> Description of the task
Locate every line below that contains the word "dans" and copy it.

□ □ □ □ □

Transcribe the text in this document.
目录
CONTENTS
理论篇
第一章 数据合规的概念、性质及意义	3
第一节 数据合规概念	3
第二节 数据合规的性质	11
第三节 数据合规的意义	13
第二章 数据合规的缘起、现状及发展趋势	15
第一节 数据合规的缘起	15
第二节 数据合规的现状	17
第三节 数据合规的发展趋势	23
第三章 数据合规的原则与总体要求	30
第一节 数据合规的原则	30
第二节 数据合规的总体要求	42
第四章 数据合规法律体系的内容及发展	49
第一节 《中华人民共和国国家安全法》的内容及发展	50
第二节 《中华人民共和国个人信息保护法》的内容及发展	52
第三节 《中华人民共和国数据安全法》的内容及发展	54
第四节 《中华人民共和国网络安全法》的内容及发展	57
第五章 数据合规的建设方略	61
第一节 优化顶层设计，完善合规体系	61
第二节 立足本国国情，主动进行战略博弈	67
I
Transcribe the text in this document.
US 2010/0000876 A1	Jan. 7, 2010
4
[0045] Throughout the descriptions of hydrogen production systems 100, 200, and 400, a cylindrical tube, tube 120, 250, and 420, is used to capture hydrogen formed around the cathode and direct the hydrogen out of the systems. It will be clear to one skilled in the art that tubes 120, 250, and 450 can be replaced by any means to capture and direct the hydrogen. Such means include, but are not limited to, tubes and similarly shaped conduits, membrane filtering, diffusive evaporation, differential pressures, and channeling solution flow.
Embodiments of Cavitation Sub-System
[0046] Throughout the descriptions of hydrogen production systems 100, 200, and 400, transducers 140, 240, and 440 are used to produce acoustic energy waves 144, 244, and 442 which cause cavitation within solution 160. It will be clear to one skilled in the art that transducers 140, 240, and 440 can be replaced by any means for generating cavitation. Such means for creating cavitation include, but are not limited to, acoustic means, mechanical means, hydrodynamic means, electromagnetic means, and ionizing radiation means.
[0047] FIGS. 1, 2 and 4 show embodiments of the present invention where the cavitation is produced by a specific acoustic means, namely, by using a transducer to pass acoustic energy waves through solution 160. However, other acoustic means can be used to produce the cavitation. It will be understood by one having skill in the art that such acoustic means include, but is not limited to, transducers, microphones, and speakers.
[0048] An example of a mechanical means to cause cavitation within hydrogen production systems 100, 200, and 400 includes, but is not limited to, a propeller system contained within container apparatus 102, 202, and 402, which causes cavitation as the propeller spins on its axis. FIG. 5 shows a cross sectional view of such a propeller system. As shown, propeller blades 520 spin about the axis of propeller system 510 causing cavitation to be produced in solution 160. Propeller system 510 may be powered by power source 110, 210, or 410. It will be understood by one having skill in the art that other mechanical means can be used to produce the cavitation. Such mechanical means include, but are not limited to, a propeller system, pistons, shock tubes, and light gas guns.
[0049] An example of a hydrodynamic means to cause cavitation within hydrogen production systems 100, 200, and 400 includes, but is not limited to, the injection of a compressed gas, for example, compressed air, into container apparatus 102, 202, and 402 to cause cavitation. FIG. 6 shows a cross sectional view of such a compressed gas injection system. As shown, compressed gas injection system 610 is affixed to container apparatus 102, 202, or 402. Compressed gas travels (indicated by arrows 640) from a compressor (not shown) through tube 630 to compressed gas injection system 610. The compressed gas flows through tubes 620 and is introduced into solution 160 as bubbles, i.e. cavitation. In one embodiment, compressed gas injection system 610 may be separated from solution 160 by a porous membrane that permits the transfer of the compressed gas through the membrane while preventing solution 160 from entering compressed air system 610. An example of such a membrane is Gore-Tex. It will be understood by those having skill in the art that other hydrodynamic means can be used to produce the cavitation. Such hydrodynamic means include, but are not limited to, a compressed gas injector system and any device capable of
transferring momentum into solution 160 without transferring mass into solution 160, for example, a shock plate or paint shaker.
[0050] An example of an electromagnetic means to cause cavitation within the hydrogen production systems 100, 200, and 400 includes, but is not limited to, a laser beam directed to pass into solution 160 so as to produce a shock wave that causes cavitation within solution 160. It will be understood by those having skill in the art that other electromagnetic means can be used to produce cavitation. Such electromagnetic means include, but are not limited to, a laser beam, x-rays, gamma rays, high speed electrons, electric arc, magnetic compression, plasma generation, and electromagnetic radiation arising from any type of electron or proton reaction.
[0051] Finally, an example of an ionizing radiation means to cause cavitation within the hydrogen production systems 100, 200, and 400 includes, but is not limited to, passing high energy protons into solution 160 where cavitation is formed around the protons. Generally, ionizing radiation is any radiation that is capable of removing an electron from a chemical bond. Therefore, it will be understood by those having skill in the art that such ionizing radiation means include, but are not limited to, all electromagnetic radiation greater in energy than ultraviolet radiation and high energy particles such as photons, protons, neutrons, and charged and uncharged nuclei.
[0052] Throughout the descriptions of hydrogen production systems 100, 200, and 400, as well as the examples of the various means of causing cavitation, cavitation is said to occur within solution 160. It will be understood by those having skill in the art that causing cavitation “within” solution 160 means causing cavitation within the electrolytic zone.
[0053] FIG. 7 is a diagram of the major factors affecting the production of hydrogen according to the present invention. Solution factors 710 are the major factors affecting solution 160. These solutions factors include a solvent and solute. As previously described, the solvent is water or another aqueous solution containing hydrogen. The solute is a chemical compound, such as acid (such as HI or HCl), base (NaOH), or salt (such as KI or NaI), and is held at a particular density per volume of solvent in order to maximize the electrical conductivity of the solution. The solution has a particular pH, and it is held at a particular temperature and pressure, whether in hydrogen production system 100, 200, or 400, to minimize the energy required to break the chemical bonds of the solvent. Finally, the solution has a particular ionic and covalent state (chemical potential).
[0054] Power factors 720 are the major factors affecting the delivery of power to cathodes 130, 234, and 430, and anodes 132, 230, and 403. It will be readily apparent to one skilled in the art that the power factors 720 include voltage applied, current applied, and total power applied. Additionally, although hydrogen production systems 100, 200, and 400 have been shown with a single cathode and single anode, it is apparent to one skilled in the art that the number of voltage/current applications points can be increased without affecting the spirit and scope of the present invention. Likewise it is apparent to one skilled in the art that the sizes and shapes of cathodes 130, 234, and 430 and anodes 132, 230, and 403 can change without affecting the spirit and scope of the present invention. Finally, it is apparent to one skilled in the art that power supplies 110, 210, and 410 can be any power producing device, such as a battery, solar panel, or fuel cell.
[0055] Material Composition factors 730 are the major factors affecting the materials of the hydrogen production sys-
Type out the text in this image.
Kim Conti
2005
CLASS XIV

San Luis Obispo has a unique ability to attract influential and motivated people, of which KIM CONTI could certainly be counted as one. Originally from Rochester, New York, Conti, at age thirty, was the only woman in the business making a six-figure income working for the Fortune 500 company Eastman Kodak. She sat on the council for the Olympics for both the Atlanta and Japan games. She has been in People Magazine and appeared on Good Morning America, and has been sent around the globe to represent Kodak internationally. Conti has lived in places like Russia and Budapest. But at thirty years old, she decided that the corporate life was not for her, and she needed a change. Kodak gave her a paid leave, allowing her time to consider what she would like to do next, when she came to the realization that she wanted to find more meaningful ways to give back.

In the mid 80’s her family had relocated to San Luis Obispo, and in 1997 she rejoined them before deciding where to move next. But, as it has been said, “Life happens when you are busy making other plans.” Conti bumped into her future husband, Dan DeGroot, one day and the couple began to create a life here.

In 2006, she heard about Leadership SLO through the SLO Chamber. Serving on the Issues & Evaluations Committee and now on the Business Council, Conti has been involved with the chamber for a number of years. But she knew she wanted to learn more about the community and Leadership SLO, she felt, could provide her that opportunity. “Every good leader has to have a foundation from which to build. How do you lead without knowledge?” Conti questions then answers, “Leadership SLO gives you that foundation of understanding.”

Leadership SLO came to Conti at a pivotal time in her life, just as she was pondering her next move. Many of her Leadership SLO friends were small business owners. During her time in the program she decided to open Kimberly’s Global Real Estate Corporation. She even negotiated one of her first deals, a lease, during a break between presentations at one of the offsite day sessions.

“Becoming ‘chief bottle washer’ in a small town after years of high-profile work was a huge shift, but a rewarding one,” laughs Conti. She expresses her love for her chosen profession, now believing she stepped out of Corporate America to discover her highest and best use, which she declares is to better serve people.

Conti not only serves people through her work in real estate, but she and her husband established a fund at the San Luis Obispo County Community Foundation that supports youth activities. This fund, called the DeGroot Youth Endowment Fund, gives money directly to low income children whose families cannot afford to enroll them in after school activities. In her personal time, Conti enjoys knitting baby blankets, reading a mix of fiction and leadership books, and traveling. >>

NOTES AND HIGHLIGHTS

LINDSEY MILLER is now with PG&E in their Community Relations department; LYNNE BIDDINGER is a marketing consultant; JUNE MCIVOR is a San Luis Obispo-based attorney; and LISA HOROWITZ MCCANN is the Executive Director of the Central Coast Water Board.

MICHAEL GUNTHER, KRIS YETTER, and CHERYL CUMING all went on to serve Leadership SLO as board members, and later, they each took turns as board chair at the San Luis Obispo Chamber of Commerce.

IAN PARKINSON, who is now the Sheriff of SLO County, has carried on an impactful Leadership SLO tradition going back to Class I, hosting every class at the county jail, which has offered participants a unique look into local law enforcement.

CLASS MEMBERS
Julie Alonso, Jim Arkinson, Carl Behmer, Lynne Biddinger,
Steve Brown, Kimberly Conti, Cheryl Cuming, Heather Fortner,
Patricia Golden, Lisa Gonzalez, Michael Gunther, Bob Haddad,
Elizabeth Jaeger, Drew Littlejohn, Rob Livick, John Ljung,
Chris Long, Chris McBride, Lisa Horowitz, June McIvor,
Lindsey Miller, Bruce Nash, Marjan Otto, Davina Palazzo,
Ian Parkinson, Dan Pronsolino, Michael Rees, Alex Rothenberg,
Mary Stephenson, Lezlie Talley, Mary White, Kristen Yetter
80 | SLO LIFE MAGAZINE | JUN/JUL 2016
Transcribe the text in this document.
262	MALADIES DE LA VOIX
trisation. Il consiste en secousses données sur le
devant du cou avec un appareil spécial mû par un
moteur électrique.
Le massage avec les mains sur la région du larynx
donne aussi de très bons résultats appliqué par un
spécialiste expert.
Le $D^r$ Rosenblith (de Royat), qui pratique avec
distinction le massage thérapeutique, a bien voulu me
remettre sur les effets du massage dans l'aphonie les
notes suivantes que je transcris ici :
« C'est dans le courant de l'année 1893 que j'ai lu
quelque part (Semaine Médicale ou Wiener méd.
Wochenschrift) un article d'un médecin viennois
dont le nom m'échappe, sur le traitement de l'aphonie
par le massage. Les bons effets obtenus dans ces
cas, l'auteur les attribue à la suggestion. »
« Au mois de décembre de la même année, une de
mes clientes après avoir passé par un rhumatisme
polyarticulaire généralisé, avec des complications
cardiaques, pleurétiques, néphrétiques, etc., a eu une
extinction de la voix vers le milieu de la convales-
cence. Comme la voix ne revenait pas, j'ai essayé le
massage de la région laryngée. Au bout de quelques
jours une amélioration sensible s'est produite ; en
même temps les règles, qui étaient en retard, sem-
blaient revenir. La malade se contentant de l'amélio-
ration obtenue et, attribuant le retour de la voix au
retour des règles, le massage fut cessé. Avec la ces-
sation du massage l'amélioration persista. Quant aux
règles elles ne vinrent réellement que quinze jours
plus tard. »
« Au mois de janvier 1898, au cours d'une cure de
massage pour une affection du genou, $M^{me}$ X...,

□ □ □ □ □

> Solution
remettre sur les effets du massage dans l'aphonie les
« C'est dans le courant de l'année 1893 que j'ai lu
par le massage. Les bons effets obtenus dans ces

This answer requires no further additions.